§ **WRITTEN TASK**: Locate each line in the records containing "name". Copy it.

§ **EXERCISE MATERIALS**:
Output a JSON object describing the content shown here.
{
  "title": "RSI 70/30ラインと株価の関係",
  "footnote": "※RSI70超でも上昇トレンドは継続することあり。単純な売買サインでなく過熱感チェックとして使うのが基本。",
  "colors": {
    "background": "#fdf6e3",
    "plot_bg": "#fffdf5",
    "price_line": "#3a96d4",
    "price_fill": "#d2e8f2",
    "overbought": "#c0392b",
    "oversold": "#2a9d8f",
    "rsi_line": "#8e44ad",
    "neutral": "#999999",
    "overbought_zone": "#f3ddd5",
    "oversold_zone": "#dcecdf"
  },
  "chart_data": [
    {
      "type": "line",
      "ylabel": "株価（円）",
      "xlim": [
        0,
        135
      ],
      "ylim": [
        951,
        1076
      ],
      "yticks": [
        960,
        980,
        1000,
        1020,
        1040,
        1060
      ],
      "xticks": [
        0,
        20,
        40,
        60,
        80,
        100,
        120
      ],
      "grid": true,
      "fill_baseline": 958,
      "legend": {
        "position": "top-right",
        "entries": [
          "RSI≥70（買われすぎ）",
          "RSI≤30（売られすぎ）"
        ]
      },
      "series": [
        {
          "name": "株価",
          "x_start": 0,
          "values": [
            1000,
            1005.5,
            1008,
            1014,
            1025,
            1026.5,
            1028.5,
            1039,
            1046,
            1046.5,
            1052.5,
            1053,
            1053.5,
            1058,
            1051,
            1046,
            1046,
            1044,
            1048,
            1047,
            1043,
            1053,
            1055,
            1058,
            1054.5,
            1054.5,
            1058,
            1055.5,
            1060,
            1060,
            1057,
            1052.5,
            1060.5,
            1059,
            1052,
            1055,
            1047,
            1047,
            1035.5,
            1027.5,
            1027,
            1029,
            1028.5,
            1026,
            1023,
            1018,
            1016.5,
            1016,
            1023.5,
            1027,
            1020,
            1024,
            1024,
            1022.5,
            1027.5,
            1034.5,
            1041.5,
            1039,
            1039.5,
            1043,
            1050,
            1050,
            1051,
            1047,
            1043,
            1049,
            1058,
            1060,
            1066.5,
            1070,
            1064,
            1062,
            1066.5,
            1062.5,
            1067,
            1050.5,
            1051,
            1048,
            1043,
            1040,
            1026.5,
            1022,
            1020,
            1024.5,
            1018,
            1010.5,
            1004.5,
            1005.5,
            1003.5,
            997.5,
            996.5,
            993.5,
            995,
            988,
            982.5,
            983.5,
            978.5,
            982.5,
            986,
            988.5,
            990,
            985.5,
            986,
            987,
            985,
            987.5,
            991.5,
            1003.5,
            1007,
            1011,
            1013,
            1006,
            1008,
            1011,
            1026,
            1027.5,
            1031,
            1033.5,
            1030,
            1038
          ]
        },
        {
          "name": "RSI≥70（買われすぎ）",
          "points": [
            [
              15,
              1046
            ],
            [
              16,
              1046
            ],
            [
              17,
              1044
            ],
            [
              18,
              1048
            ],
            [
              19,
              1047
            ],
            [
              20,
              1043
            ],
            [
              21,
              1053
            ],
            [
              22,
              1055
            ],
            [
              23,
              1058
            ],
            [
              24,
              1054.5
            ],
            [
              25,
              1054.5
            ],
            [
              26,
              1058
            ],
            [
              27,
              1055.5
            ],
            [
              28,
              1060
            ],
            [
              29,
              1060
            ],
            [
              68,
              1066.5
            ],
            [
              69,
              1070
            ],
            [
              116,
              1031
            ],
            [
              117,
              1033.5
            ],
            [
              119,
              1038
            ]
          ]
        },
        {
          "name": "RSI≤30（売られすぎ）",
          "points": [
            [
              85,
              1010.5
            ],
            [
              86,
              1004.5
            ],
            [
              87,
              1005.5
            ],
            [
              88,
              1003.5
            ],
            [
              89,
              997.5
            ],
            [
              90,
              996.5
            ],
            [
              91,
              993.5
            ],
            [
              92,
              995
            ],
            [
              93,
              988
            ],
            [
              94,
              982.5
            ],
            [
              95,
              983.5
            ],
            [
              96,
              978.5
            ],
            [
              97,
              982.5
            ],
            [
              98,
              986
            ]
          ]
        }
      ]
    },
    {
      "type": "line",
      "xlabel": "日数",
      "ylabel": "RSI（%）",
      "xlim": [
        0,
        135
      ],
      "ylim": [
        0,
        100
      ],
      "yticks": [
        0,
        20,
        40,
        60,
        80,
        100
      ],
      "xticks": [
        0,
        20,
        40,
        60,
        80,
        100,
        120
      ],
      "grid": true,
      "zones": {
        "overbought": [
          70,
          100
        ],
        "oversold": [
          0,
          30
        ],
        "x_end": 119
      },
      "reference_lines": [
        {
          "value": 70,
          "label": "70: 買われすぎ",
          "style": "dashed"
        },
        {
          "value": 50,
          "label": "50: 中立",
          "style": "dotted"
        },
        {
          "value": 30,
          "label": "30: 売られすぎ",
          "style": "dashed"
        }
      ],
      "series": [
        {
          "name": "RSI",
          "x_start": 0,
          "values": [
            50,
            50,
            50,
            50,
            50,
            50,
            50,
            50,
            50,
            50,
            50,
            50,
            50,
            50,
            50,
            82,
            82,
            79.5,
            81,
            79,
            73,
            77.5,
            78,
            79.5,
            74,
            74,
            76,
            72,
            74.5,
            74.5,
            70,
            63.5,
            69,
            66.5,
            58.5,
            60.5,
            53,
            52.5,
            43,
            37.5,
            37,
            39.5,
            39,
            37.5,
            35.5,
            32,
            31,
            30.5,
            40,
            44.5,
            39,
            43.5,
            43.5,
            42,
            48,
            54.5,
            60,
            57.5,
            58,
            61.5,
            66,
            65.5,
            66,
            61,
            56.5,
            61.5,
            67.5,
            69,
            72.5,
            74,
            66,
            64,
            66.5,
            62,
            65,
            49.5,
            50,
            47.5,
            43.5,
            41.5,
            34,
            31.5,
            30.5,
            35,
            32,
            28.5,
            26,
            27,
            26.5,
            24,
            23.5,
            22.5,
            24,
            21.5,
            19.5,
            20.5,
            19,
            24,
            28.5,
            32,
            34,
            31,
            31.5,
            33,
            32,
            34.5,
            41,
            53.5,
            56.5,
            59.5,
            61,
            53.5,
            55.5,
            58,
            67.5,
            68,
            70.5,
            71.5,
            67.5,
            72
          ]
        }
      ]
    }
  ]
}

§ **ANSWER FOR THE TASK**:
          "name": "株価",
          "name": "RSI≥70（買われすぎ）",
          "name": "RSI≤30（売られすぎ）",
          "name": "RSI",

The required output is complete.